L’apprentissage commun

De la théorie à la pratique, il y a un apprentissage. Il s’opère entre le nouvel homme fort et ses joueurs. Tout n’est pas simple au début. Geiger est-il l’homme de la situation, lui qui n’a plus entraîné en Suisse depuis dix ans? Le contingent sera-t-il à la hauteur des ambitions? S’il y a deux victoires pour ouvrir la saison, il y a deux défaites ensuite. Mais Geiger reste calme: «Il nous faut 18 matches pour que tout se mette en place», dit-il à qui veut l’entendre. Le potentiel servettien se devine déjà, sans pour autant faire toujours la différence.

Une défaite victorieuse

Le premier tournant a lieu le 31 août 2018. Servette reçoit Lausanne pour un premier test grandeur nature. Les Vaudois ouvrent rapidement le score (tête de Loosli sur corner), Servette est crispé. Et tout bascule à la 57e minute, avec la double expulsion d’Alphonse (deux jaunes bêtes) et de Mfuyi (réclamations jugées insultantes par l’arbitre). Servette est à neuf. Match plié? C’est tout le contraire qui se produit. Pendant plus d’une demi-heure, les Grenat vont dominer à neuf un LS tétanisé. Stevanovic frappera un coup franc sur la barre.

TÂCHE DEMANDÉE 1: Réécris le récit de la saison de Servette en commençant par « L’apprentissage commun » et en allant jusqu'à « toujours la différence. ». Remplace « saison » par « compétition ».
TÂCHE DEMANDÉE 2: Écris la suite du récit de la saison de Servette, juste après sa dernière phrase.

DONNÉES FOURNIES:
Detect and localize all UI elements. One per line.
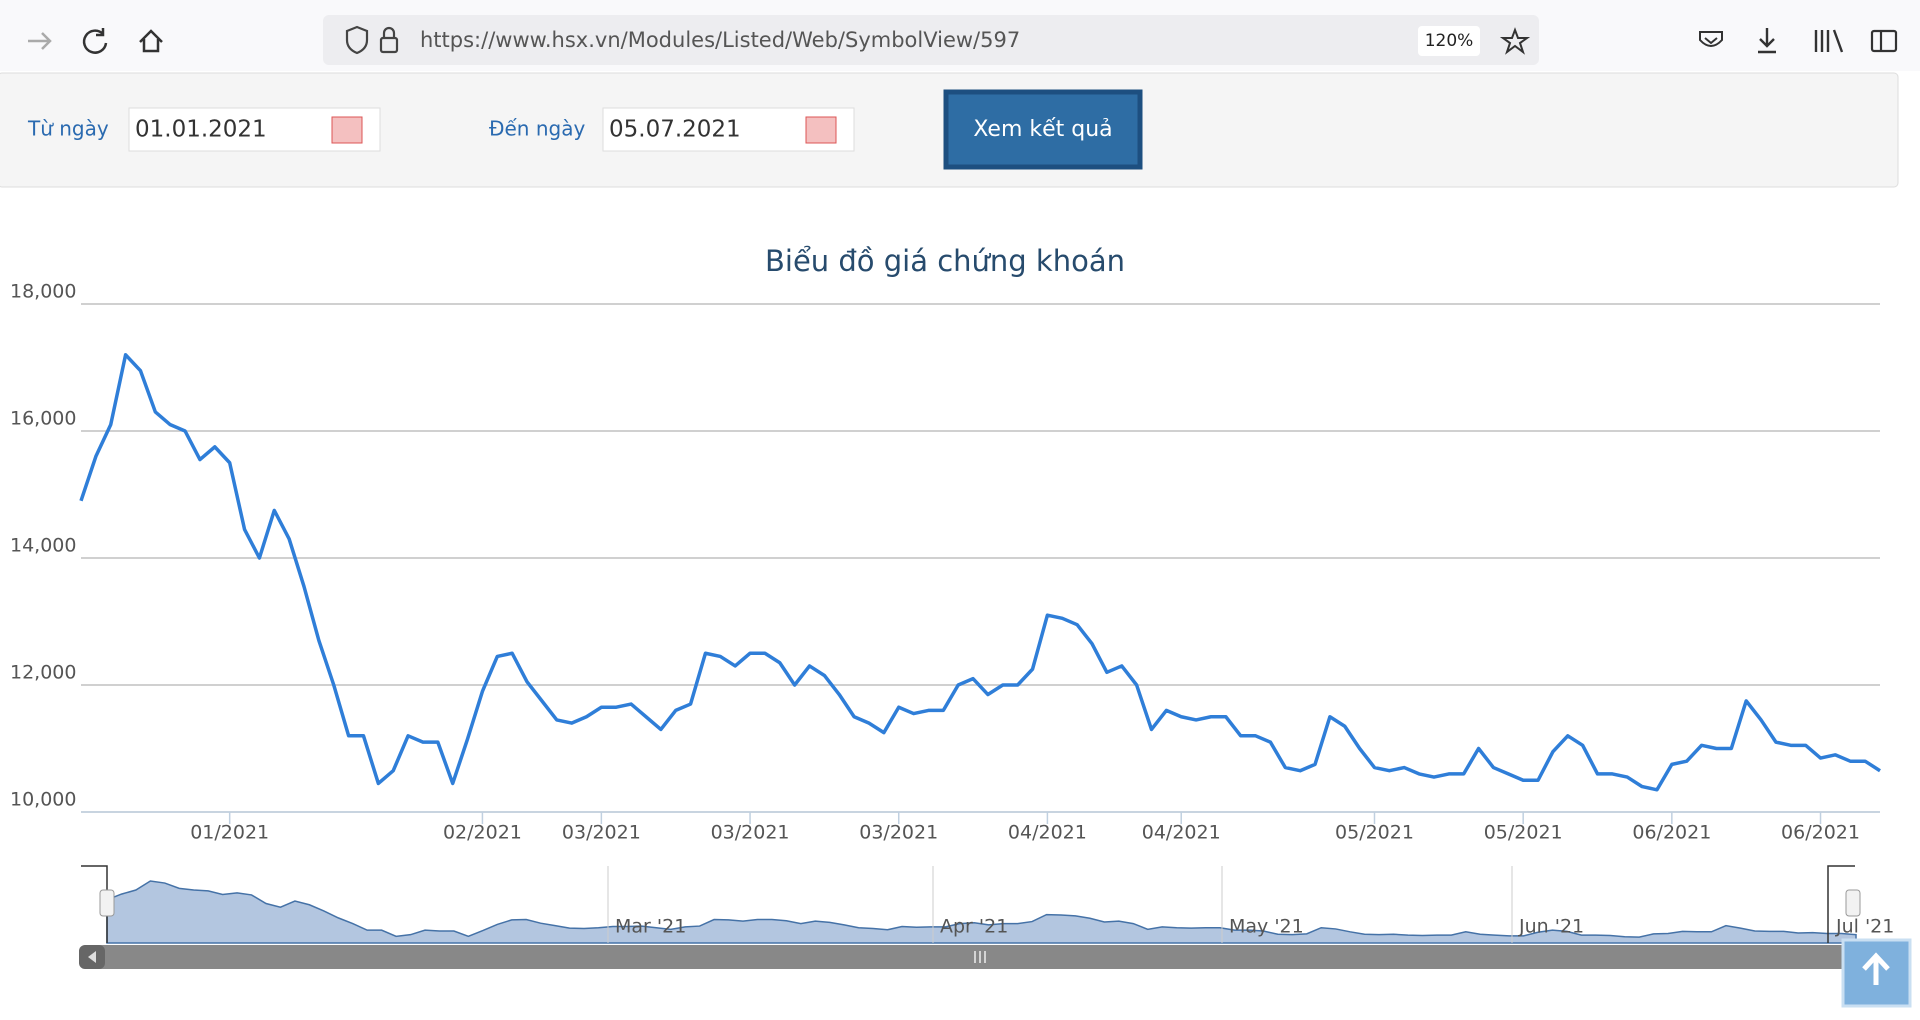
navigator-label: Apr '21 xyxy=(940,916,1008,938)
navigator-label: Jul '21 xyxy=(1835,916,1894,938)
navigator-label: Jun '21 xyxy=(1518,916,1584,938)
y-tick-label: 16,000 xyxy=(10,408,76,430)
x-tick-label: 01/2021 xyxy=(190,822,269,844)
from-value: 01.01.2021 xyxy=(135,117,267,143)
arrow-up-icon xyxy=(1862,952,1890,985)
chart-title: Biểu đồ giá chứng khoán xyxy=(765,244,1125,278)
x-tick-label: 03/2021 xyxy=(562,822,641,844)
lock-icon xyxy=(379,36,399,54)
reload-button[interactable] xyxy=(82,28,108,54)
navigator-handle xyxy=(99,889,115,917)
scrollbar-grip xyxy=(974,951,986,963)
navigator-handle xyxy=(1845,889,1861,917)
lock-icon xyxy=(382,26,396,38)
x-tick-label: 03/2021 xyxy=(711,822,790,844)
plot: 10,000 12,000 14,000 16,000 18,000 01/2021 02/… xyxy=(10,281,1894,969)
bookmark-star[interactable] xyxy=(1499,27,1531,55)
forward-button[interactable] xyxy=(28,32,52,50)
from-label: Từ ngày xyxy=(27,117,109,141)
navigator-frame xyxy=(81,865,1855,943)
x-tick-label: 06/2021 xyxy=(1781,822,1860,844)
zoom-level: 120% xyxy=(1425,31,1474,51)
home-button[interactable] xyxy=(139,29,163,53)
y-tick-label: 18,000 xyxy=(10,281,76,303)
calendar-icon[interactable] xyxy=(805,116,837,144)
download-icon[interactable] xyxy=(1758,28,1776,54)
navigator-area xyxy=(106,880,1857,944)
y-tick-label: 12,000 xyxy=(10,662,76,684)
x-tick-label: 05/2021 xyxy=(1335,822,1414,844)
scrollbar[interactable] xyxy=(79,945,1855,969)
navigator-label: Mar '21 xyxy=(615,916,686,938)
x-tick-label: 04/2021 xyxy=(1008,822,1087,844)
submit-label: Xem kết quả xyxy=(973,117,1112,142)
pocket-icon[interactable] xyxy=(1699,31,1723,47)
x-tick-label: 06/2021 xyxy=(1632,822,1711,844)
submit-button[interactable] xyxy=(943,89,1143,170)
calendar-icon[interactable] xyxy=(331,116,363,144)
x-tick-label: 03/2021 xyxy=(859,822,938,844)
x-tick-label: 05/2021 xyxy=(1484,822,1563,844)
y-tick-label: 10,000 xyxy=(10,789,76,811)
to-label: Đến ngày xyxy=(489,117,585,141)
library-icon[interactable] xyxy=(1814,29,1844,53)
sidebar-icon[interactable] xyxy=(1870,29,1898,53)
shield-icon xyxy=(345,25,369,55)
x-tick-label: 04/2021 xyxy=(1142,822,1221,844)
scrollbar-arrow xyxy=(88,951,96,963)
navigator-label: May '21 xyxy=(1229,916,1304,938)
url: https://www.hsx.vn/Modules/Listed/Web/Sy… xyxy=(420,28,1020,52)
y-tick-label: 14,000 xyxy=(10,535,76,557)
url-bar[interactable] xyxy=(323,15,1539,65)
price-line xyxy=(79,353,1881,792)
x-tick-label: 02/2021 xyxy=(443,822,522,844)
zoom-badge[interactable] xyxy=(1418,26,1480,56)
to-value: 05.07.2021 xyxy=(609,117,741,143)
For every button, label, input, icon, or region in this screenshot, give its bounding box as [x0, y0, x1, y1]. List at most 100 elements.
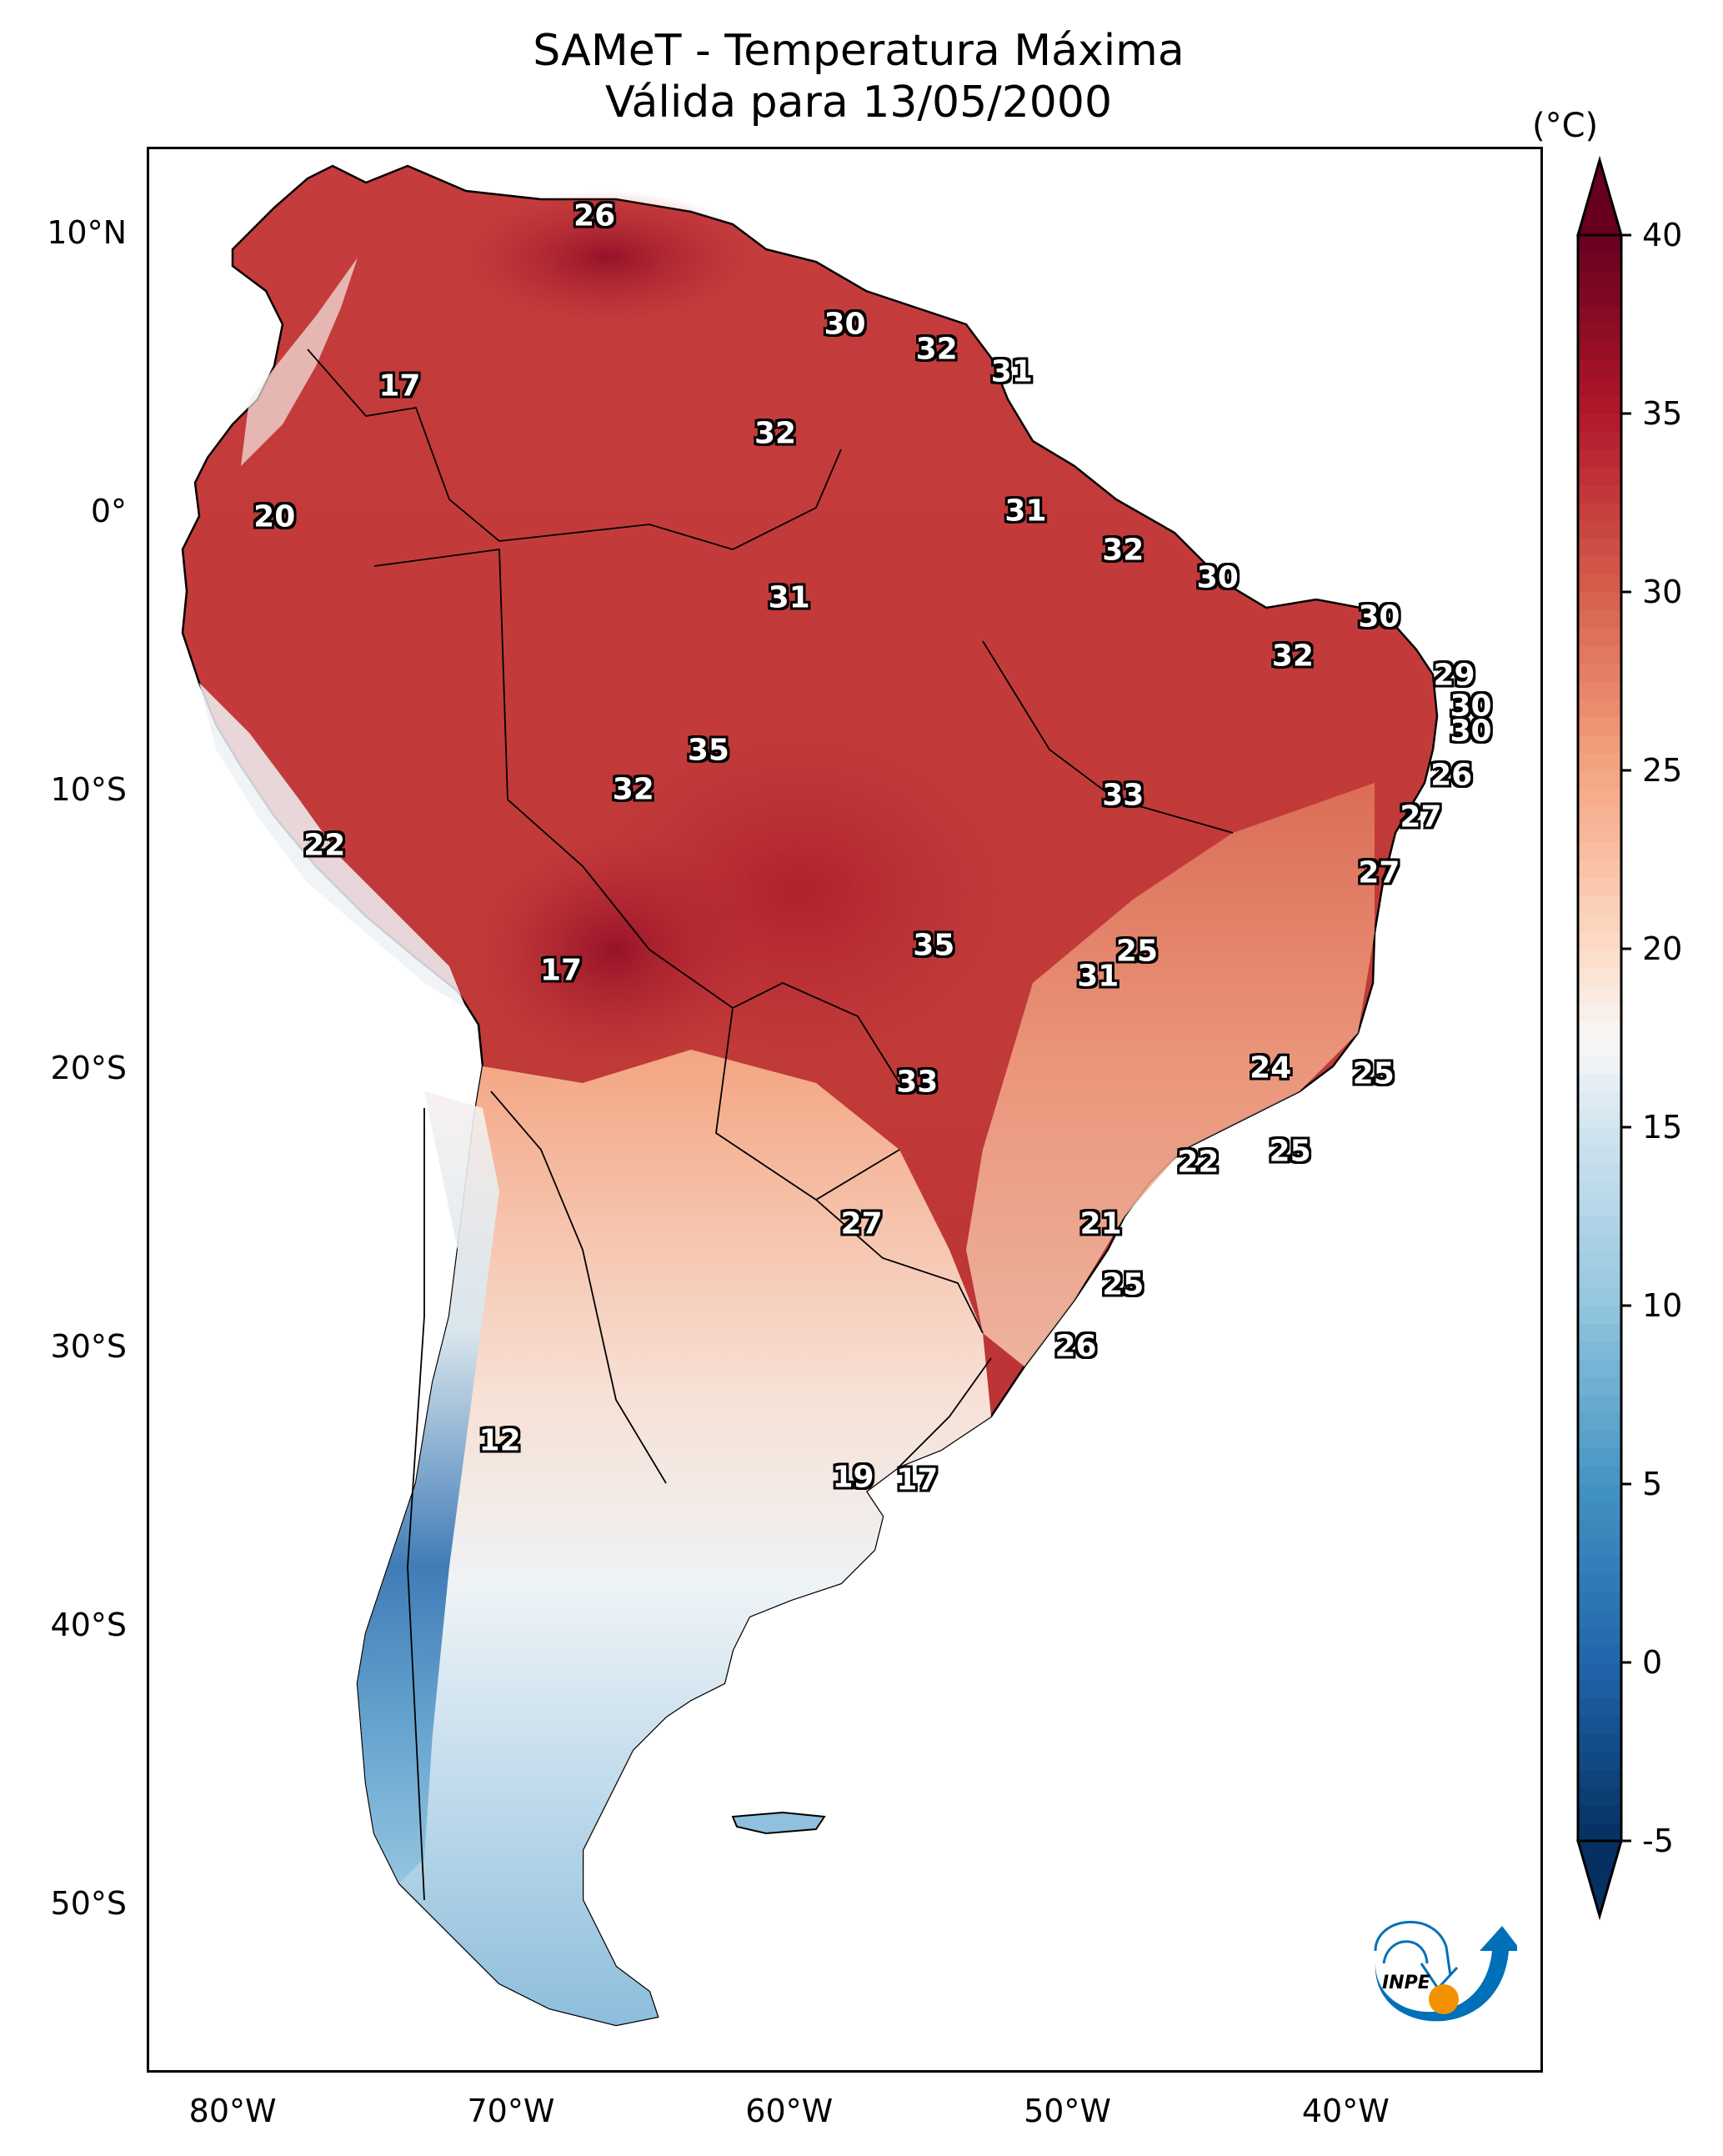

RÉSULTAT 1:
L’apprentissage commun

De la théorie à la pratique, il y a un apprentissage. Il s’opère entre le nouvel homme fort et ses joueurs. Tout n’est pas simple au début. Geiger est-il l’homme de la situation, lui qui n’a plus entraîné en Suisse depuis dix ans? Le contingent sera-t-il à la hauteur des ambitions? S’il y a deux victoires pour ouvrir la compétition, il y a deux défaites ensuite. Mais Geiger reste calme: «Il nous faut 18 matches pour que tout se mette en place», dit-il à qui veut l’entendre. Le potentiel servettien se devine déjà, sans pour autant faire toujours la différence.

RÉSULTAT 2:
Les Vaudois s’en sortent par miracle, les Genevois sont les vainqueurs moraux. On ne le sait pas encore, mais cette défaite injuste marque un basculement, la prise de conscience de tout un groupe.

La fuite en avant

Servette se transforme en machine à gagner. Quelques balbutiements d’abord, en septembre, avec trois nuls décevants. Puis c’est octobre et la prise de pouvoir. Triomphante. Il y a Rouiller en patron de la défense avec le capitaine Sauthier; Cespedes ou Maccoppi en liberos du milieu; Cognat, Wüthrich et Stevanovic derrière les attaquants, trois joueurs supérieurement doués pour cette ligue; Schalk et Alphonse, puis Kone, devant. Le 4-1-3-2 de Geiger est en place, il fera le désarroi des adversaires.
Point d’orgue: ce succès 2-3 à Kriens le 27 octobre. À la 90e minute, un Servette égaré perd encore 2-1. Chagas inscrit deux buts dans les arrêts de jeu pour offrir une victoire qui propulse les Grenat en tête du classement. Solidarité, rage de vaincre, talent individuel jusque sur le banc: Servette ne quittera plus la première place.


Lausanne-Servette, le 3 avril. Les Grenats l'emportent sous la neige. Un match décisif. (Lafargue)

La double confirmation

Il aura fallu moins de 18 matches pour installer la supériorité dont rêvait Geiger. Le reste est confirmation. Servette finit fort la première phase. Ne s’affole pas quand il perd à Chiasso en février. Et terrasse Lausanne une première fois sur la neige de la Pontaise le 3 avril: tout est dit. Il ne manque alors plus que la cerise sur le gâteau, que même une défaite à domicile contre Aarau ne remet pas en question. Servette écrase Lausanne 3-1 le 10 mai pour le bonheur que l’on sait, partagé avec 20 055 spectateurs. Chapeau les champions!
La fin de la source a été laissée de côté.